Figure content listings:
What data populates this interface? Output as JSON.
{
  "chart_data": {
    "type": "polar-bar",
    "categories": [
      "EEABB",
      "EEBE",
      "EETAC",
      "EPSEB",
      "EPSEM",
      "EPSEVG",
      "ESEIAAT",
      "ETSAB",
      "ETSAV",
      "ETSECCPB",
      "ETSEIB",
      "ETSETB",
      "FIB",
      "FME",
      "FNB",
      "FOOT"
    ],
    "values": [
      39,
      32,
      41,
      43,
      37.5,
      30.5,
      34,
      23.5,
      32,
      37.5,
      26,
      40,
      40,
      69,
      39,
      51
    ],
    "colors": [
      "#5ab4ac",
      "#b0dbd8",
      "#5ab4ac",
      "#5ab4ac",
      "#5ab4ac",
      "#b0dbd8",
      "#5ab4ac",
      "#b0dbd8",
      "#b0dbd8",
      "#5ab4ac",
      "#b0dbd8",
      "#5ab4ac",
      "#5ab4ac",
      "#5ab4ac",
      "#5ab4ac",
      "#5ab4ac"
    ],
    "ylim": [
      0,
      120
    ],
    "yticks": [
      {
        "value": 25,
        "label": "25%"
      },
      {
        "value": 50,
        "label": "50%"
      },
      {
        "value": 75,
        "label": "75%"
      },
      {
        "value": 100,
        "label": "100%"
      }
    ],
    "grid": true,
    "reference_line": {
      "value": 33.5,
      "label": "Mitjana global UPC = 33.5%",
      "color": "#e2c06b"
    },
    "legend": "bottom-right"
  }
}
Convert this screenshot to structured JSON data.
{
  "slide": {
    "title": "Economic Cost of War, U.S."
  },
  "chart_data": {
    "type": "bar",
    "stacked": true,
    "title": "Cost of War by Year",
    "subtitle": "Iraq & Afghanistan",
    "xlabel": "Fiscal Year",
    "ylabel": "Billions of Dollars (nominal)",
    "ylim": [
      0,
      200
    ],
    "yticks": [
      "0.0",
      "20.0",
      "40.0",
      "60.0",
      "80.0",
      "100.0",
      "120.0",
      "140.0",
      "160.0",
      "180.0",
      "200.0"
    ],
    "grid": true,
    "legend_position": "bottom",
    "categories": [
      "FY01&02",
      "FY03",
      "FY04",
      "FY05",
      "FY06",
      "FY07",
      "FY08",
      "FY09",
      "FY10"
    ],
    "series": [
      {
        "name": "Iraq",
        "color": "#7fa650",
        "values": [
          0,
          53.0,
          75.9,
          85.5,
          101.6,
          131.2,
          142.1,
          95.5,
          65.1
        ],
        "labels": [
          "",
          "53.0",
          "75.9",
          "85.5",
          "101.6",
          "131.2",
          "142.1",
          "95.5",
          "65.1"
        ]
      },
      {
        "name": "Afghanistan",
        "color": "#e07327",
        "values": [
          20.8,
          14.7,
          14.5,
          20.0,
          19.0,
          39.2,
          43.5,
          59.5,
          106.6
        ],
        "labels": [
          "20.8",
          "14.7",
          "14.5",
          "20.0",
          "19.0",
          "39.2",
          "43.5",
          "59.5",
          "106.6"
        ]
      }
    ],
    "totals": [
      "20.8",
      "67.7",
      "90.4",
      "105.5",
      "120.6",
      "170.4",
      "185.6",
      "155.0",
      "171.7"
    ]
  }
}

-- Request --
Recopy the entries above exactly, with every line included.

-- Task solution --
What data populates this interface? Output as JSON.
{
  "chart_data": {
    "type": "polar-bar",
    "categories": [
      "EEABB",
      "EEBE",
      "EETAC",
      "EPSEB",
      "EPSEM",
      "EPSEVG",
      "ESEIAAT",
      "ETSAB",
      "ETSAV",
      "ETSECCPB",
      "ETSEIB",
      "ETSETB",
      "FIB",
      "FME",
      "FNB",
      "FOOT"
    ],
    "values": [
      39,
      32,
      41,
      43,
      37.5,
      30.5,
      34,
      23.5,
      32,
      37.5,
      26,
      40,
      40,
      69,
      39,
      51
    ],
    "colors": [
      "#5ab4ac",
      "#b0dbd8",
      "#5ab4ac",
      "#5ab4ac",
      "#5ab4ac",
      "#b0dbd8",
      "#5ab4ac",
      "#b0dbd8",
      "#b0dbd8",
      "#5ab4ac",
      "#b0dbd8",
      "#5ab4ac",
      "#5ab4ac",
      "#5ab4ac",
      "#5ab4ac",
      "#5ab4ac"
    ],
    "ylim": [
      0,
      120
    ],
    "yticks": [
      {
        "value": 25,
        "label": "25%"
      },
      {
        "value": 50,
        "label": "50%"
      },
      {
        "value": 75,
        "label": "75%"
      },
      {
        "value": 100,
        "label": "100%"
      }
    ],
    "grid": true,
    "reference_line": {
      "value": 33.5,
      "label": "Mitjana global UPC = 33.5%",
      "color": "#e2c06b"
    },
    "legend": "bottom-right"
  }
}
Convert this screenshot to structured JSON data.
{
  "slide": {
    "title": "Economic Cost of War, U.S."
  },
  "chart_data": {
    "type": "bar",
    "stacked": true,
    "title": "Cost of War by Year",
    "subtitle": "Iraq & Afghanistan",
    "xlabel": "Fiscal Year",
    "ylabel": "Billions of Dollars (nominal)",
    "ylim": [
      0,
      200
    ],
    "yticks": [
      "0.0",
      "20.0",
      "40.0",
      "60.0",
      "80.0",
      "100.0",
      "120.0",
      "140.0",
      "160.0",
      "180.0",
      "200.0"
    ],
    "grid": true,
    "legend_position": "bottom",
    "categories": [
      "FY01&02",
      "FY03",
      "FY04",
      "FY05",
      "FY06",
      "FY07",
      "FY08",
      "FY09",
      "FY10"
    ],
    "series": [
      {
        "name": "Iraq",
        "color": "#7fa650",
        "values": [
          0,
          53.0,
          75.9,
          85.5,
          101.6,
          131.2,
          142.1,
          95.5,
          65.1
        ],
        "labels": [
          "",
          "53.0",
          "75.9",
          "85.5",
          "101.6",
          "131.2",
          "142.1",
          "95.5",
          "65.1"
        ]
      },
      {
        "name": "Afghanistan",
        "color": "#e07327",
        "values": [
          20.8,
          14.7,
          14.5,
          20.0,
          19.0,
          39.2,
          43.5,
          59.5,
          106.6
        ],
        "labels": [
          "20.8",
          "14.7",
          "14.5",
          "20.0",
          "19.0",
          "39.2",
          "43.5",
          "59.5",
          "106.6"
        ]
      }
    ],
    "totals": [
      "20.8",
      "67.7",
      "90.4",
      "105.5",
      "120.6",
      "170.4",
      "185.6",
      "155.0",
      "171.7"
    ]
  }
}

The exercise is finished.